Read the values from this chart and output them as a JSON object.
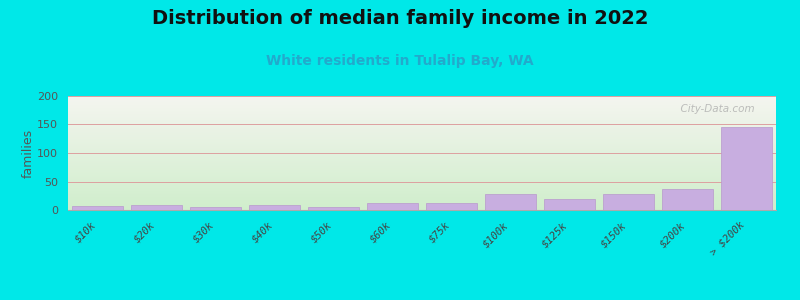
{
  "title": "Distribution of median family income in 2022",
  "subtitle": "White residents in Tulalip Bay, WA",
  "watermark": "City-Data.com",
  "categories": [
    "$10k",
    "$20k",
    "$30k",
    "$40k",
    "$50k",
    "$60k",
    "$75k",
    "$100k",
    "$125k",
    "$150k",
    "$200k",
    "> $200k"
  ],
  "values": [
    7,
    9,
    5,
    9,
    5,
    13,
    13,
    28,
    20,
    28,
    37,
    145
  ],
  "bar_color": "#c8aee0",
  "bar_edge_color": "#b898cc",
  "background_outer": "#00e8e8",
  "plot_bg_top": "#f5f5f0",
  "plot_bg_bottom": "#d0eecc",
  "title_color": "#111111",
  "subtitle_color": "#22aacc",
  "ylabel": "families",
  "ylim": [
    0,
    200
  ],
  "yticks": [
    0,
    50,
    100,
    150,
    200
  ],
  "grid_color": "#dda0a0",
  "title_fontsize": 14,
  "subtitle_fontsize": 10,
  "watermark_color": "#aaaaaa"
}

[Challenge] Quote every record above exactly, leaving out the pictures.

[Correct output]
Read the values from this chart and output them as a JSON object.
{
  "title": "Distribution of median family income in 2022",
  "subtitle": "White residents in Tulalip Bay, WA",
  "watermark": "City-Data.com",
  "categories": [
    "$10k",
    "$20k",
    "$30k",
    "$40k",
    "$50k",
    "$60k",
    "$75k",
    "$100k",
    "$125k",
    "$150k",
    "$200k",
    "> $200k"
  ],
  "values": [
    7,
    9,
    5,
    9,
    5,
    13,
    13,
    28,
    20,
    28,
    37,
    145
  ],
  "bar_color": "#c8aee0",
  "bar_edge_color": "#b898cc",
  "background_outer": "#00e8e8",
  "plot_bg_top": "#f5f5f0",
  "plot_bg_bottom": "#d0eecc",
  "title_color": "#111111",
  "subtitle_color": "#22aacc",
  "ylabel": "families",
  "ylim": [
    0,
    200
  ],
  "yticks": [
    0,
    50,
    100,
    150,
    200
  ],
  "grid_color": "#dda0a0",
  "title_fontsize": 14,
  "subtitle_fontsize": 10,
  "watermark_color": "#aaaaaa"
}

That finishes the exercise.